If the parameter EnteredValueParam is passed the single value 1, the ReturnedValue query generates the following SQL query and runs it:

SELECT '1%' AS Forecast, 1 AS Pct

Here’s what the ReturnedValue query returns:

If the parameter EnteredValueParam returns the list {1,25,50,75}, the ReturnedValue query generates the following SQL query and runs it:

SELECT '1%' AS Forecast, 1 AS Pct 
UNION ALL 
SELECT '25%' AS Forecast, 25 AS Pct 
UNION ALL 
SELECT '50%' AS Forecast, 50 AS Pct 
UNION ALL 
SELECT '75%' AS Forecast, 75 AS Pct

Here’s what the ReturnedValue query returns in this case:

At this point, with all the queries loaded, the dataset looks like this:

The ReturnedValues table is in DirectQuery mode; the Sales table is in Import mode; the Entered Values table is in Import mode and the EnteredValues column on that table is bound to the EnteredValueParam M parameter, which has the Multi-select property turned on.

With all this in place you can create a measure on the Sales table which takes the sum of Sales Amount and applies a percentage growth based on the selected value in the Pct column of the ReturnedValues table:

Sales Amount Forecasts =
SUM ( Sales[SalesAmount] )
    * (
        ( SELECTEDVALUE ( ReturnedValues[Pct] ) / 100 ) + 1
    )

Finally, here’s a report page that uses the Filter By List custom visual to allow end users to enter the percentage forecast values and has a matrix to display the measure above with the Product field from the Sales table on rows and the Forecast field from the ReturnedValues table on columns:

Here it is in action:

It’s a bit of a pain that you need a DirectQuery data source in order to be able to do this but it’s not too difficult to set one up and it won’t need much in the way of resources. I think this technique (which I hereby name “Dynamic DirectQuery Disconnected Dimension Tables”) could be useful in other scenarios too, such as ABC analysis. If you can think of other ways to use this let me know by leaving a comment below!

9 thoughts on “Dynamic What-If With User-Entered Data In Power BI

  1. Great post again Chris. Love your work and effort of sharing it.

Data provided:

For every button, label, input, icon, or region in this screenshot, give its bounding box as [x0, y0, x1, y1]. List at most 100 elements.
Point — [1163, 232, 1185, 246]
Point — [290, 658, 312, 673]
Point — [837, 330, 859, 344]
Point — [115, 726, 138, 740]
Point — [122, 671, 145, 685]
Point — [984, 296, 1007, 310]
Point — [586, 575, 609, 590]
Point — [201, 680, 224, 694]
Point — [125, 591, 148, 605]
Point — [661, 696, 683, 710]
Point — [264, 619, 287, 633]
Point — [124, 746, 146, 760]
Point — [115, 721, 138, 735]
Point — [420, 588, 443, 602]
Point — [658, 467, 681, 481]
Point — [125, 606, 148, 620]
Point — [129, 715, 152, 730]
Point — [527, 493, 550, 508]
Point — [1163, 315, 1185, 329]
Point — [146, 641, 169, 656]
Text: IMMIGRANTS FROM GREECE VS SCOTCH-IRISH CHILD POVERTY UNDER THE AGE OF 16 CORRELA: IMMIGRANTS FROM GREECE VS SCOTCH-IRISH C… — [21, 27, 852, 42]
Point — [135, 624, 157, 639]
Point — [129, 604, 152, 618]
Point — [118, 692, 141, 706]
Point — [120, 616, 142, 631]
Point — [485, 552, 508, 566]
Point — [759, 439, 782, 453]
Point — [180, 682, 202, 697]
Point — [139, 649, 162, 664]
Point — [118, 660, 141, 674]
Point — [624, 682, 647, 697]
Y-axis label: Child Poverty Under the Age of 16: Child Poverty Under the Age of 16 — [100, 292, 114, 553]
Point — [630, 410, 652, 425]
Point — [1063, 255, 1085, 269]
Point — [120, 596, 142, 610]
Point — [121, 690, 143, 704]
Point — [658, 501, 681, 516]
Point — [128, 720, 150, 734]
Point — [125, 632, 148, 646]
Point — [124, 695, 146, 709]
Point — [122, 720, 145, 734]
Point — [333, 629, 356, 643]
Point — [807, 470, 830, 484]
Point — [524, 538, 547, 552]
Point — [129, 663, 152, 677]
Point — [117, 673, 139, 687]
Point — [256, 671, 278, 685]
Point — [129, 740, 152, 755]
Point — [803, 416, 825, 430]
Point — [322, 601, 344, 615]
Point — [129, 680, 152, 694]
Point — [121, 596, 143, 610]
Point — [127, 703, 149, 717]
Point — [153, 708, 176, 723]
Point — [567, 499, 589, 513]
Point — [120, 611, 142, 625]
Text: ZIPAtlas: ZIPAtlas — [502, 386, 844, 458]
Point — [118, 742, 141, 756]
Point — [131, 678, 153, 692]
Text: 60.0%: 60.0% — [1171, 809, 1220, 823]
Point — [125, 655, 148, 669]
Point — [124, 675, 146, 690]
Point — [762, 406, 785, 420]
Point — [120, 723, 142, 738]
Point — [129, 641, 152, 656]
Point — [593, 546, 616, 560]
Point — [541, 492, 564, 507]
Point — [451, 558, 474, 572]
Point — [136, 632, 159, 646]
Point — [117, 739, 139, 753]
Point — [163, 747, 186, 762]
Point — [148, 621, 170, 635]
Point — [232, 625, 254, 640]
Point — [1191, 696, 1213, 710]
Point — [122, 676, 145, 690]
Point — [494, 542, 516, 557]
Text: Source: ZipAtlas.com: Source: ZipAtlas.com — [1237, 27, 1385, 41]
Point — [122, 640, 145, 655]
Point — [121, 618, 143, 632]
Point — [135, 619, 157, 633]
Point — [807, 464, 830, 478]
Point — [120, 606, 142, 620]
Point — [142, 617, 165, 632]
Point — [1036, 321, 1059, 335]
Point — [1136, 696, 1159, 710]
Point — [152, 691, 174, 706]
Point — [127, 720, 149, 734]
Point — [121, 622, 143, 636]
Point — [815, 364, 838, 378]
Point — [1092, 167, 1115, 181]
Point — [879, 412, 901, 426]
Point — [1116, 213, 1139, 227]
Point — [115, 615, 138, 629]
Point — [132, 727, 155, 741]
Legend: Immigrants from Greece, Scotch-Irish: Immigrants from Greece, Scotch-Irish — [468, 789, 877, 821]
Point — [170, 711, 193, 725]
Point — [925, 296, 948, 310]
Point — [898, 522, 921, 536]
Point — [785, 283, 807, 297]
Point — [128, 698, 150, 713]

Work order: Can you go on with the Power BI dynamic what-if post, picking up right after its last line? The material comes from a separate source unrelated to the Power BI post.

Response to the exercise:
    As you are using direct query (partly) anyway, you could also use an embedded canvas app to gather the table from the user, write that back in a datasource like Dataverse

  2. Thats really interesting, is it possible to execute this on a row base?

    Example Input:
    A 100
    B 50
    C 35
    D 110
    SUM 295

    In your example you multiply every value with x%, so basically the column*1.1

    I’d like to use something like this on a row base.
    10%,
    15%,
    -50%,
    -20%

    So the output of the column would be:
    A 100, 110
    B 50, 57.5
    C 35, 17.5
    D 110, 88
    SUM 295, 273

    I already tried to solve it, but needed one parameter for each row, which would imply 200 Measures for my model.

    Thank you for any assistance, ideas and the article.

    Hendrik

  3. Great, thanks for this Chris, much appreciated. Is there a way you think this could be applied when the data source is not a relational database (e.g., an Excel file)?

    1. No, because it only works in DirectQuery mode and you can’t do DirectQuery on Excel (well there are some custom connectors that allow it but last time I tried them performance wasn’t great)

  4. One workaround i have found for the limitation in PBI for what-if analysis is – Generate series upto 1M or so with interval 1 & use that field in the page filter pane instead of slicer!! It works great for integer but wont work for decimal though!!